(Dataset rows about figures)
Start

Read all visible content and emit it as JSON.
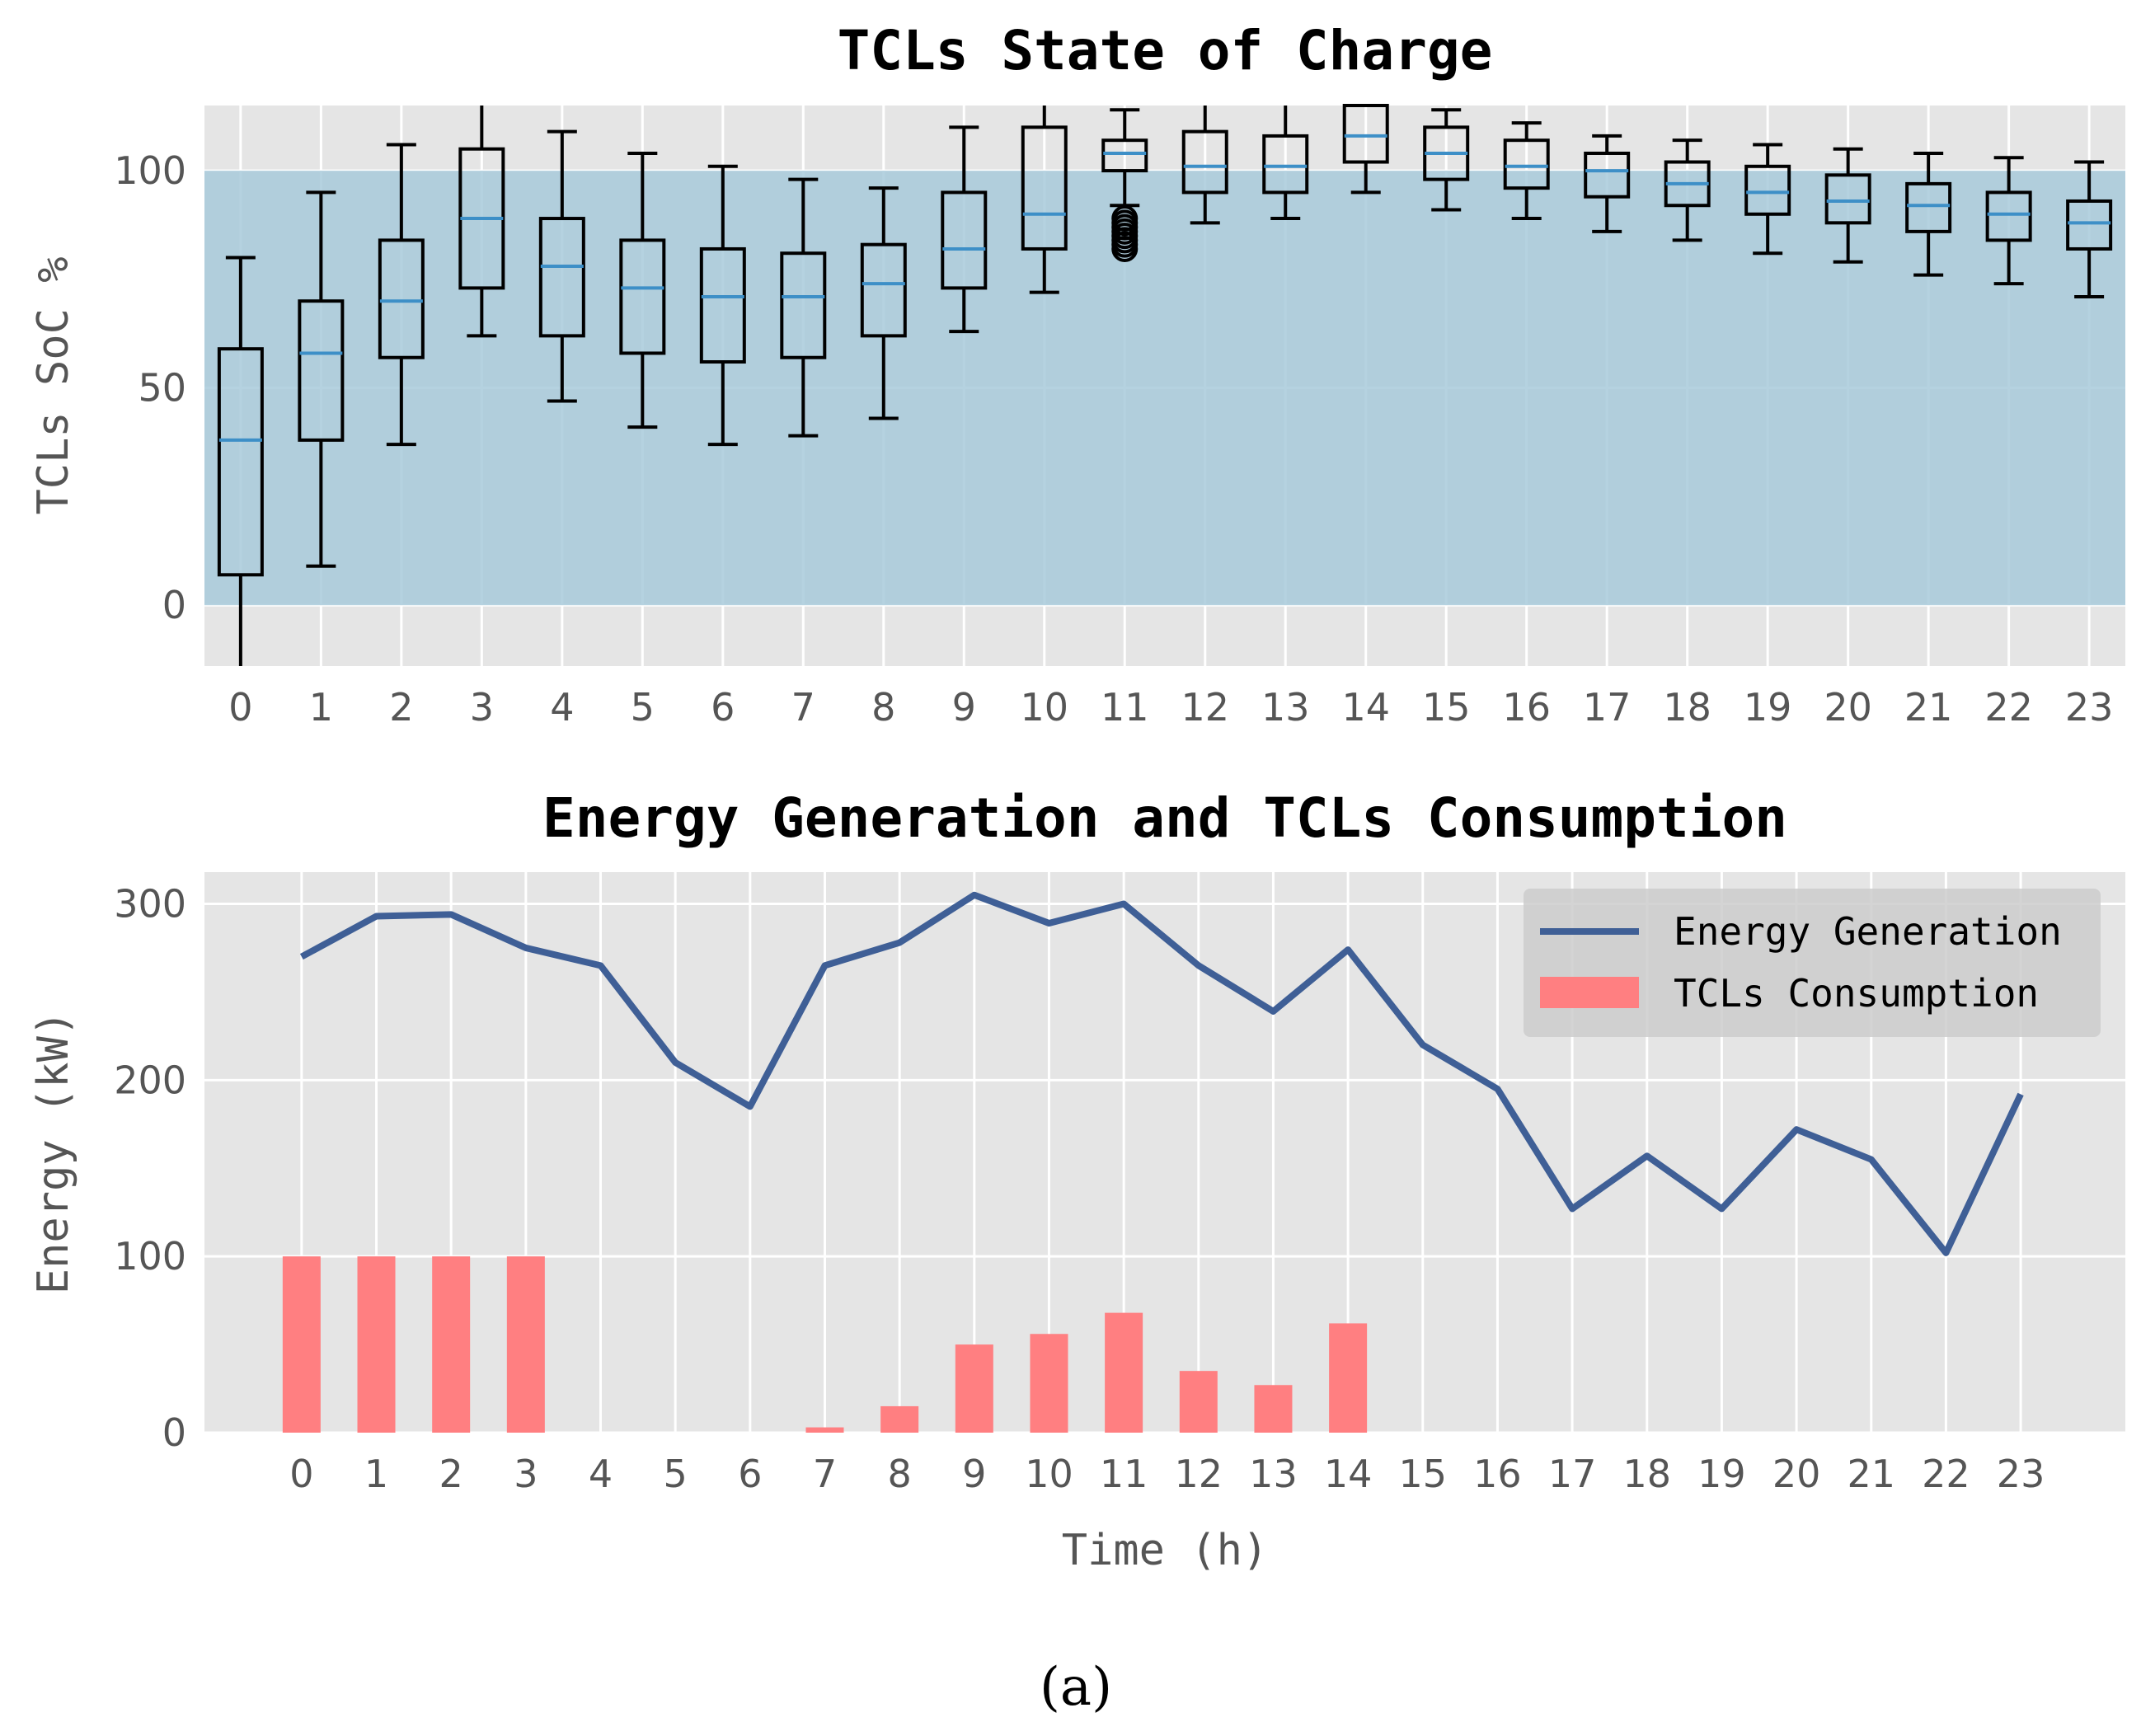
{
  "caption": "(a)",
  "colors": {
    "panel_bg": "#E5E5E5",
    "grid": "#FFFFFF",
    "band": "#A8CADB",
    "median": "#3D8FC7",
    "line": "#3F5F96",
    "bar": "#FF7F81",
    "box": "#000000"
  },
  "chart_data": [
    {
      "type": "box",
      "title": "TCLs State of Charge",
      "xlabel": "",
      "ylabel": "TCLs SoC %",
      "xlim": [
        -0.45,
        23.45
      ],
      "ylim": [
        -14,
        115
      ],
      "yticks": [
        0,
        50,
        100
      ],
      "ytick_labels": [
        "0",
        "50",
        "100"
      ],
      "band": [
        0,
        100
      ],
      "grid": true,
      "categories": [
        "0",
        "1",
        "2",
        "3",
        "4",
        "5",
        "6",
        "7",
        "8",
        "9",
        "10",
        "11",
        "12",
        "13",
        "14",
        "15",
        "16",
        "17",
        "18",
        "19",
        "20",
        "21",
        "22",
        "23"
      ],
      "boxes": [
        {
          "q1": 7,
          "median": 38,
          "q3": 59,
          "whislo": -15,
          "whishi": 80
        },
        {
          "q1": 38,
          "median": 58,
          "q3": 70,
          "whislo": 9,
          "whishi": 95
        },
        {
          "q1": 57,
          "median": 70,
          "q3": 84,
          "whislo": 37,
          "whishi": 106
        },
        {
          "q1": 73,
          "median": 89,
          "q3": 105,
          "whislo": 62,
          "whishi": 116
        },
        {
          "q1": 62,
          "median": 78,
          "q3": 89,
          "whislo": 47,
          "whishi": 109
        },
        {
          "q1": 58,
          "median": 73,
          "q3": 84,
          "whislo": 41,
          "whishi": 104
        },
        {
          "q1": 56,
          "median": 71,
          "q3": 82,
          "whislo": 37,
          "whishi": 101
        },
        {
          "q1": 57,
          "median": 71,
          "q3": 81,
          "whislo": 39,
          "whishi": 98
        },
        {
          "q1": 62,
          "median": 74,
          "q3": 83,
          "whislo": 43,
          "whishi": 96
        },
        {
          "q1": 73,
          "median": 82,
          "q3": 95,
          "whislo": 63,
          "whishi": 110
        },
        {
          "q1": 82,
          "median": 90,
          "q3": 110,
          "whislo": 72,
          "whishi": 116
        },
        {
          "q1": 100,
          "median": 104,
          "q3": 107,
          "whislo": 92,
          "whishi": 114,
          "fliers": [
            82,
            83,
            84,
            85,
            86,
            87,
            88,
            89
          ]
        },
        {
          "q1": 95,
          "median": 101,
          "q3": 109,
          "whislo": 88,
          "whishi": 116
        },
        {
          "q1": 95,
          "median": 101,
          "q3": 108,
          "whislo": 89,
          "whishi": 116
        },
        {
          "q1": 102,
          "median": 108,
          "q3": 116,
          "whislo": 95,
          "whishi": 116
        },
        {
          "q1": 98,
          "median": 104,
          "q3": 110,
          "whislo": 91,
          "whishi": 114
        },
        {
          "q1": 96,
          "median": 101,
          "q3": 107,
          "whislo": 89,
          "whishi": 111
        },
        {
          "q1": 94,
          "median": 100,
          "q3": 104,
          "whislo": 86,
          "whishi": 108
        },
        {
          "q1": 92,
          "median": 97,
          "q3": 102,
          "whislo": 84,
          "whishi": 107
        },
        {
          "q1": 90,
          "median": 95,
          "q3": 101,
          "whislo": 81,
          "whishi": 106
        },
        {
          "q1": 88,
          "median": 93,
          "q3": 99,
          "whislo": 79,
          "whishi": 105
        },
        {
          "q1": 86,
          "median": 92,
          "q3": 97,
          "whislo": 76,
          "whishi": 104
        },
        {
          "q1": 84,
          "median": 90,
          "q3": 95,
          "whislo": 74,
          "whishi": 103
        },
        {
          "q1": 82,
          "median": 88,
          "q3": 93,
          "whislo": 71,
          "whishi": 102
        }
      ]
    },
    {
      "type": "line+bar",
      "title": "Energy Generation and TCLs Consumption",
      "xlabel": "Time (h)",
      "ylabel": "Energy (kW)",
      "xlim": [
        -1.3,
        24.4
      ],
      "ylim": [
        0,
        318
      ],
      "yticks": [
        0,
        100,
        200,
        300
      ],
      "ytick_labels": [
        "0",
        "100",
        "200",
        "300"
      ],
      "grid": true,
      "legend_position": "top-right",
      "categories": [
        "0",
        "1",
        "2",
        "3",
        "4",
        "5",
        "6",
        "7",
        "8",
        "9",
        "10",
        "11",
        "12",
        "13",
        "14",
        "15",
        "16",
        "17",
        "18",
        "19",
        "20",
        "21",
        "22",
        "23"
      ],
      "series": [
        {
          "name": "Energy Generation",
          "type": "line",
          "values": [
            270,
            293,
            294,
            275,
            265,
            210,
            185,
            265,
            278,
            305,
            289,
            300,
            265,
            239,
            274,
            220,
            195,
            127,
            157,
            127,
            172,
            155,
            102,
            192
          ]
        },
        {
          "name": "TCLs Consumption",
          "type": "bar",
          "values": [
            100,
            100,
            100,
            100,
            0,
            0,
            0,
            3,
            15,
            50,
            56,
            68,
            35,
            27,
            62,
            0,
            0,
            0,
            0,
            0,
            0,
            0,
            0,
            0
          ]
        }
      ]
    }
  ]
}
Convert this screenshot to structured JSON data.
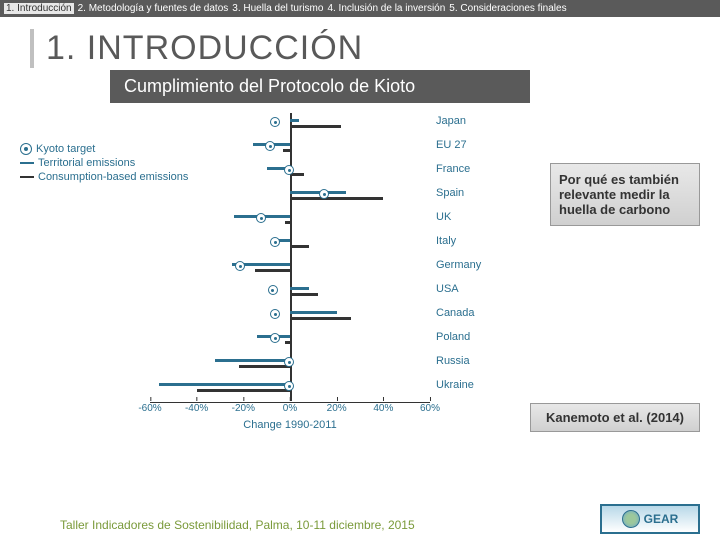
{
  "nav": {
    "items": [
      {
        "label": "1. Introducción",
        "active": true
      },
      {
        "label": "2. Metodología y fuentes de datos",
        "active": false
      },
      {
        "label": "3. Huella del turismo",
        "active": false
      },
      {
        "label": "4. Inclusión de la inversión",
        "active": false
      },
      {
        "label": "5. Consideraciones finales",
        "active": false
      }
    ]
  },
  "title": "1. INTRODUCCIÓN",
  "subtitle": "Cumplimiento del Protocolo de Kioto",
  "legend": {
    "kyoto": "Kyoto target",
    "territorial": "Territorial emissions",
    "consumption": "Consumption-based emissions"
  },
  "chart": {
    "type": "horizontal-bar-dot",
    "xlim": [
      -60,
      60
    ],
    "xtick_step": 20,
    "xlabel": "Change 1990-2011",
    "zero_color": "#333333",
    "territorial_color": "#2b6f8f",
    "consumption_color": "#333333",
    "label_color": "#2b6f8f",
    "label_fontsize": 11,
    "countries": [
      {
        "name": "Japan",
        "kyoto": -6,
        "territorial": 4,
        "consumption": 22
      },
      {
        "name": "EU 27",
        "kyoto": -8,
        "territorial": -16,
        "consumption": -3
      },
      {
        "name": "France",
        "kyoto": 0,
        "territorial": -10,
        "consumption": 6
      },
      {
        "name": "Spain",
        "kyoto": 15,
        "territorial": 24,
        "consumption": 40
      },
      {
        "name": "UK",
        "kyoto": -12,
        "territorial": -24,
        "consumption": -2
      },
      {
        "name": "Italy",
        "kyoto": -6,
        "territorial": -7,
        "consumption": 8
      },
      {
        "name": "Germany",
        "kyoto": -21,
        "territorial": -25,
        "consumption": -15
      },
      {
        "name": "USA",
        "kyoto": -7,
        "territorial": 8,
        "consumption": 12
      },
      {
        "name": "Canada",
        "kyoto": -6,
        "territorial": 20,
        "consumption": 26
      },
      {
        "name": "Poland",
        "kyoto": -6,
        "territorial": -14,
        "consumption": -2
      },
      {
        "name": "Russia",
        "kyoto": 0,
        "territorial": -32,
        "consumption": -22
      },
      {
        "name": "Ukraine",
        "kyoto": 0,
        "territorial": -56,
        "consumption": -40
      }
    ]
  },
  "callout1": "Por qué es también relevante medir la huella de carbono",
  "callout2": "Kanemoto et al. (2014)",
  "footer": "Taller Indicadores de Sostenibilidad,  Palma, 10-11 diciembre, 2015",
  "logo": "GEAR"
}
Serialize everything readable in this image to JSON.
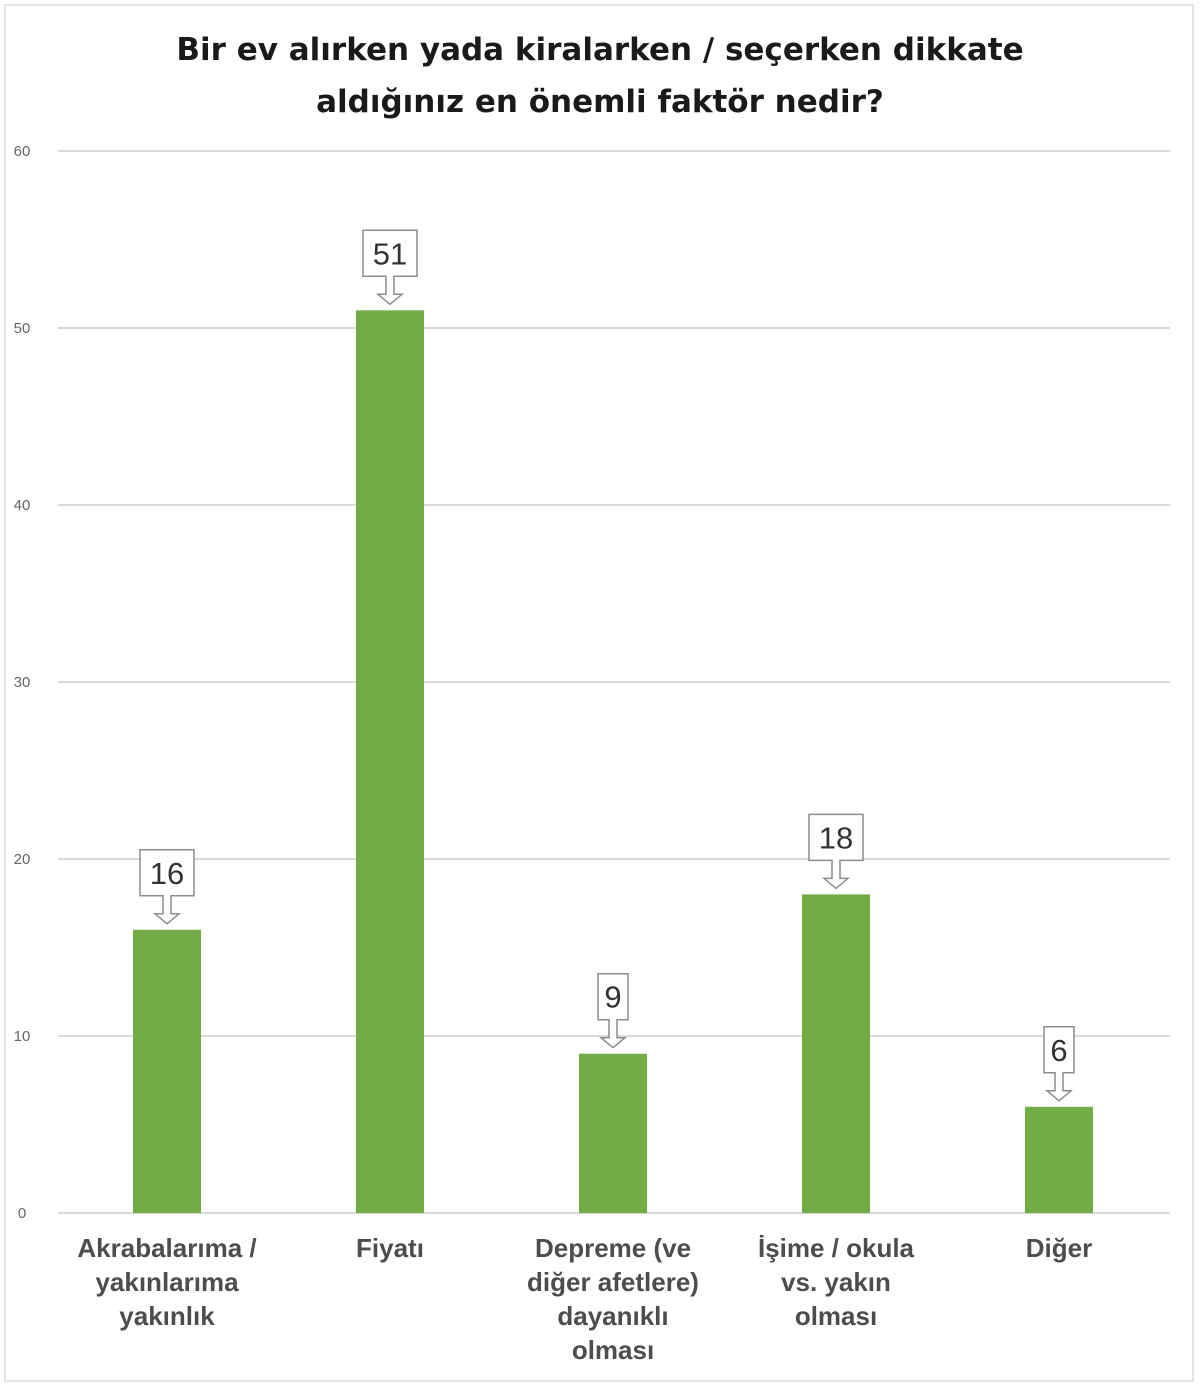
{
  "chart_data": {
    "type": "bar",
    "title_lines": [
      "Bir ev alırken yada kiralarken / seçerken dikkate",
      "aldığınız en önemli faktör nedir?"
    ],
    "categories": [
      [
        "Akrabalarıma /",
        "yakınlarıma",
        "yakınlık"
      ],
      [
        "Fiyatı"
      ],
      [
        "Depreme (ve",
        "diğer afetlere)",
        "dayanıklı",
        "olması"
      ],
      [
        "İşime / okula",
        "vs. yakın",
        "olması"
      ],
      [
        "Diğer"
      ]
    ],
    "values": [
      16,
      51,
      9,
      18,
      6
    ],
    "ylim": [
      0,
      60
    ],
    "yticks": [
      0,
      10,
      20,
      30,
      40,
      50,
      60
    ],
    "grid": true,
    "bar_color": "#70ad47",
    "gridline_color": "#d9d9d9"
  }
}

End

## TASK TO CARRY OUT
Nothing but the lines from the one holding "Serialize everything readable" to the end of the entries above should be echoed, exactly and with both ends included; omit the pictures.

## RESULT OF THE EXERCISE
Serialize everything readable in this image to JSON.
{
  "chart_data": {
    "type": "bar",
    "title_lines": [
      "Bir ev alırken yada kiralarken / seçerken dikkate",
      "aldığınız en önemli faktör nedir?"
    ],
    "categories": [
      [
        "Akrabalarıma /",
        "yakınlarıma",
        "yakınlık"
      ],
      [
        "Fiyatı"
      ],
      [
        "Depreme (ve",
        "diğer afetlere)",
        "dayanıklı",
        "olması"
      ],
      [
        "İşime / okula",
        "vs. yakın",
        "olması"
      ],
      [
        "Diğer"
      ]
    ],
    "values": [
      16,
      51,
      9,
      18,
      6
    ],
    "ylim": [
      0,
      60
    ],
    "yticks": [
      0,
      10,
      20,
      30,
      40,
      50,
      60
    ],
    "grid": true,
    "bar_color": "#70ad47",
    "gridline_color": "#d9d9d9"
  }
}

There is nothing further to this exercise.